- What to produce: Collect each line of the records containing the string "oder".

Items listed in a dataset
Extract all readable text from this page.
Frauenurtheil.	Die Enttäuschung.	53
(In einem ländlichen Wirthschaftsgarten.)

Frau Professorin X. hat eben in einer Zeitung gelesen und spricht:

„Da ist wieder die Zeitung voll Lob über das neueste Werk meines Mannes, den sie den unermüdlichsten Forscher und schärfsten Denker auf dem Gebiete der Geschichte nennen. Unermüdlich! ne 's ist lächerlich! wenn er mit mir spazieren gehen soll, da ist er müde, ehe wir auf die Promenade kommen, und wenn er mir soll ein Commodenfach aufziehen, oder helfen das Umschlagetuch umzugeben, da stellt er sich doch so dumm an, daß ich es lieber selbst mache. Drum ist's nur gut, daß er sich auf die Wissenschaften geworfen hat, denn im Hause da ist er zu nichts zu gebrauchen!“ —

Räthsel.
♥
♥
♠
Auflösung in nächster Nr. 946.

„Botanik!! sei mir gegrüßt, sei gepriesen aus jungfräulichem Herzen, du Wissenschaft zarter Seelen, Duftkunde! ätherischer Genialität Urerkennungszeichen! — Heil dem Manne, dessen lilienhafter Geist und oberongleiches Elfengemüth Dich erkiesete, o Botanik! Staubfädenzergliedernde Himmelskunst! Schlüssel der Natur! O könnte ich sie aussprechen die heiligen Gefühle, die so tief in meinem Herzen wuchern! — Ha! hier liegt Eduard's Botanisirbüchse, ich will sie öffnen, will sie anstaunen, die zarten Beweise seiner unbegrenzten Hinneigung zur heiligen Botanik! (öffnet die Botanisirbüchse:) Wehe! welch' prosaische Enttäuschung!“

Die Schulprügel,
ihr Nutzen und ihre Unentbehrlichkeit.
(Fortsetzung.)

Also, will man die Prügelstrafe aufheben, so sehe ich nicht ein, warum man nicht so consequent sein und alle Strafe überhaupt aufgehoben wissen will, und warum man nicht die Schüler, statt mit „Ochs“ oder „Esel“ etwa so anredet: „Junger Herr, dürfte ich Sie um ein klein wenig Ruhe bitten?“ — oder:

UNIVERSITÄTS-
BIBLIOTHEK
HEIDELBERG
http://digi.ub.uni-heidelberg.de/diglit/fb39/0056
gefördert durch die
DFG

- Written answer:
„Da ist wieder die Zeitung voll Lob über das neueste Werk meines Mannes, den sie den unermüdlichsten Forscher und schärfsten Denker auf dem Gebiete der Geschichte nennen. Unermüdlich! ne 's ist lächerlich! wenn er mit mir spazieren gehen soll, da ist er müde, ehe wir auf die Promenade kommen, und wenn er mir soll ein Commodenfach aufziehen, oder helfen das Umschlagetuch umzugeben, da stellt er sich doch so dumm an, daß ich es lieber selbst mache. Drum ist's nur gut, daß er sich auf die Wissenschaften geworfen hat, denn im Hause da ist er zu nichts zu gebrauchen!“ —
Also, will man die Prügelstrafe aufheben, so sehe ich nicht ein, warum man nicht so consequent sein und alle Strafe überhaupt aufgehoben wissen will, und warum man nicht die Schüler, statt mit „Ochs“ oder „Esel“ etwa so anredet: „Junger Herr, dürfte ich Sie um ein klein wenig Ruhe bitten?“ — oder:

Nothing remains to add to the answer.